***** TASK DATA

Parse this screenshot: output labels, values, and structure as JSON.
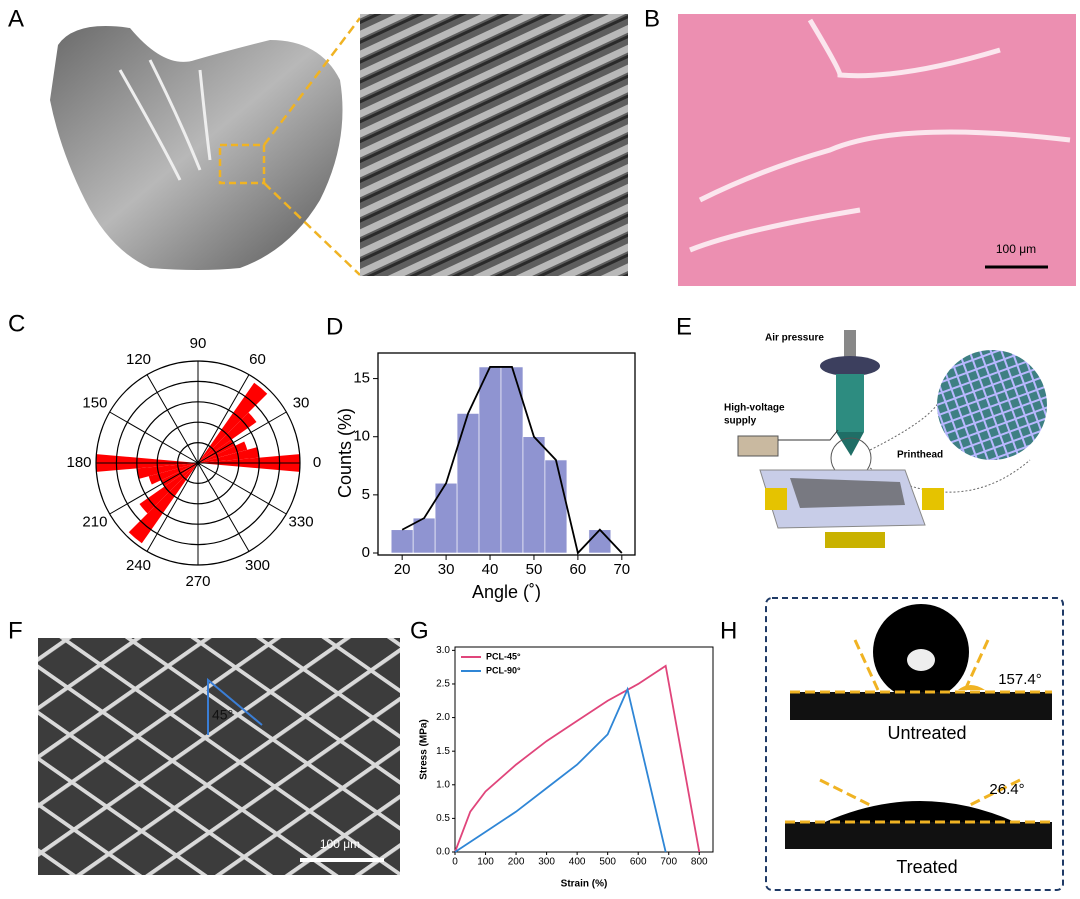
{
  "panel_labels": [
    "A",
    "B",
    "C",
    "D",
    "E",
    "F",
    "G",
    "H"
  ],
  "panel_b": {
    "scale_bar": "100 μm"
  },
  "panel_e": {
    "air_pressure": "Air pressure",
    "high_voltage_supply": [
      "High-voltage",
      "supply"
    ],
    "printhead": "Printhead"
  },
  "panel_f": {
    "angle": "45°",
    "scale_bar": "100 μm"
  },
  "panel_h": {
    "untreated_angle": "157.4°",
    "untreated": "Untreated",
    "treated_angle": "26.4°",
    "treated": "Treated"
  },
  "chart_data": [
    {
      "type": "polar_bar",
      "theta": [
        0,
        10,
        20,
        30,
        40,
        50,
        180,
        190,
        200,
        210,
        220,
        230
      ],
      "values": [
        5,
        3,
        2.5,
        2,
        3.5,
        4.8,
        5,
        3,
        2.5,
        2,
        3.5,
        4.8
      ],
      "color": "#ff0000",
      "thetaticks": [
        0,
        30,
        60,
        90,
        120,
        150,
        180,
        210,
        240,
        270,
        300,
        330
      ],
      "rlim": [
        0,
        5
      ],
      "rticks": [
        1,
        2,
        3,
        4,
        5
      ]
    },
    {
      "type": "histogram",
      "bins": [
        17.5,
        22.5,
        27.5,
        32.5,
        37.5,
        42.5,
        47.5,
        52.5,
        57.5,
        62.5,
        67.5,
        72.5
      ],
      "values": [
        2,
        3,
        6,
        12,
        16,
        16,
        10,
        8,
        0,
        2,
        0
      ],
      "color": "#8f94d1",
      "line_color": "#000000",
      "xlabel": "Angle (˚)",
      "ylabel": "Counts (%)",
      "xlim": [
        14.5,
        73
      ],
      "xticks": [
        20,
        30,
        40,
        50,
        60,
        70
      ],
      "ylim": [
        0,
        17.2
      ],
      "yticks": [
        0,
        5,
        10,
        15
      ]
    },
    {
      "type": "line",
      "xlabel": "Strain (%)",
      "ylabel": "Stress (MPa)",
      "xlim": [
        0,
        845
      ],
      "xticks": [
        0,
        100,
        200,
        300,
        400,
        500,
        600,
        700,
        800
      ],
      "ylim": [
        0,
        3.05
      ],
      "yticks": [
        {
          "value": 0,
          "label": "0.0"
        },
        0.5,
        {
          "value": 1,
          "label": "1.0"
        },
        1.5,
        {
          "value": 2,
          "label": "2.0"
        },
        2.5,
        {
          "value": 3,
          "label": "3.0"
        }
      ],
      "legend": "upper left",
      "series": [
        {
          "name": "PCL-45°",
          "color": "#e0457b",
          "x": [
            0,
            50,
            100,
            200,
            300,
            400,
            500,
            600,
            690,
            800
          ],
          "values": [
            0,
            0.6,
            0.9,
            1.3,
            1.65,
            1.95,
            2.25,
            2.5,
            2.77,
            0
          ]
        },
        {
          "name": "PCL-90°",
          "color": "#2f86d6",
          "x": [
            0,
            100,
            200,
            300,
            400,
            500,
            565,
            690
          ],
          "values": [
            0,
            0.3,
            0.6,
            0.95,
            1.3,
            1.75,
            2.42,
            0
          ]
        }
      ]
    }
  ]
}
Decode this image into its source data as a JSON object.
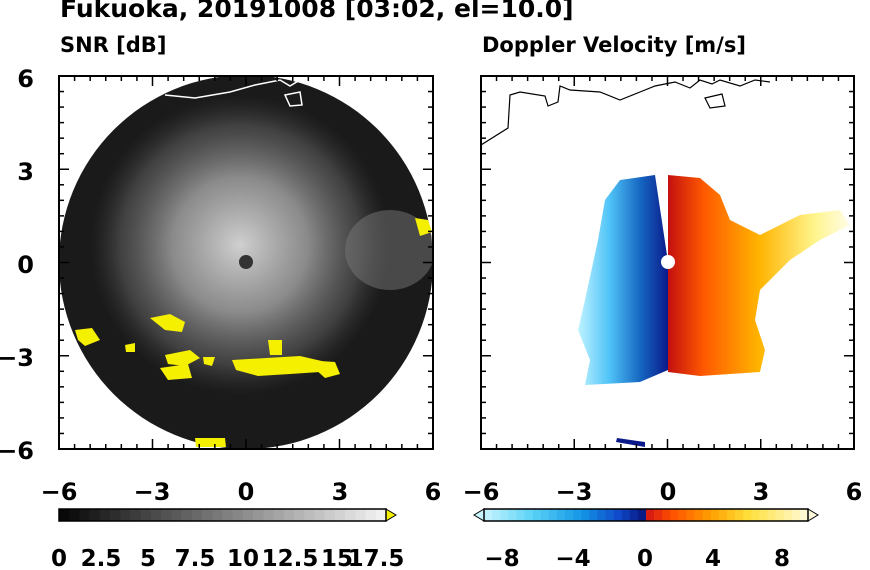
{
  "title": "Fukuoka, 20191008 [03:02, el=10.0]",
  "chart_data": [
    {
      "type": "heatmap",
      "title": "SNR [dB]",
      "xlim": [
        -6,
        6
      ],
      "ylim": [
        -6,
        6
      ],
      "x_ticks": [
        -6,
        -3,
        0,
        3,
        6
      ],
      "y_ticks": [
        -6,
        -3,
        0,
        3,
        6
      ],
      "x_tick_labels": [
        "−6",
        "−3",
        "0",
        "3",
        "6"
      ],
      "y_tick_labels": [
        "−6",
        "−3",
        "0",
        "3",
        "6"
      ],
      "range_ring_radius": 6,
      "colorbar": {
        "min": 0,
        "max": 20,
        "levels": 32,
        "extend": "max",
        "colormap": "black-to-white, yellow above max",
        "labels": [
          "0",
          "2.5",
          "5",
          "7.5",
          "10",
          "12.5",
          "15",
          "17.5"
        ],
        "label_values": [
          0,
          2.5,
          5,
          7.5,
          10,
          12.5,
          15,
          17.5
        ],
        "extend_color": "#f5ef00"
      }
    },
    {
      "type": "heatmap",
      "title": "Doppler Velocity [m/s]",
      "xlim": [
        -6,
        6
      ],
      "ylim": [
        -6,
        6
      ],
      "x_ticks": [
        -6,
        -3,
        0,
        3,
        6
      ],
      "y_ticks": [
        -6,
        -3,
        0,
        3,
        6
      ],
      "x_tick_labels": [
        "−6",
        "−3",
        "0",
        "3",
        "6"
      ],
      "colorbar": {
        "min": -10,
        "max": 10,
        "levels": 40,
        "extend": "both",
        "colormap": "cyan-blue-navy (negative), red-orange-yellow-cream (positive)",
        "labels": [
          "−8",
          "−4",
          "0",
          "4",
          "8"
        ],
        "label_values": [
          -8,
          -4,
          0,
          4,
          8
        ]
      }
    }
  ]
}
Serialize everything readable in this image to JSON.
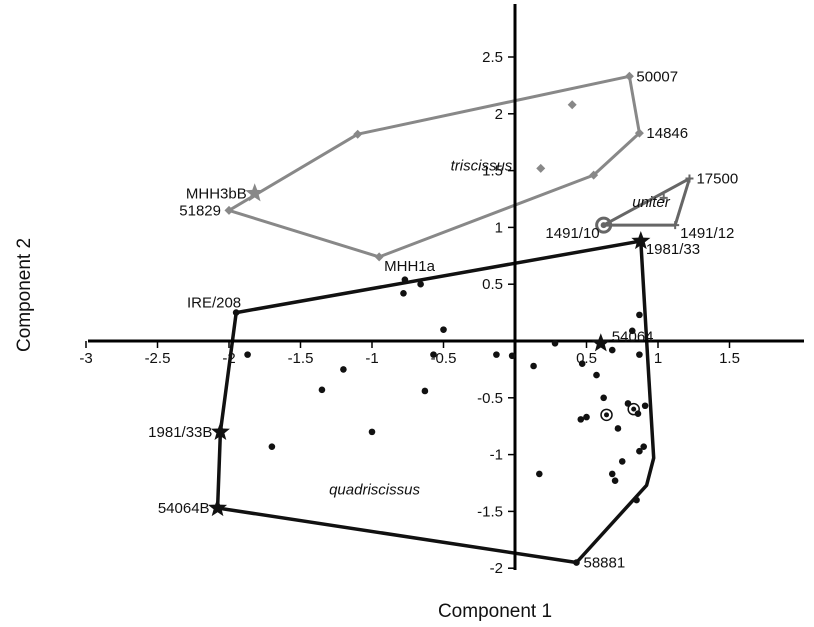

**********

*EXERCISE REQUIREMENTS*
Find all lines with "JSON" in them and copy each one.

*RESPONSE*
Parse this screenshot: output labels, values, and structure as JSON.
Decode this image into its source data as a JSON object.
Serialize everything readable in this image to JSON.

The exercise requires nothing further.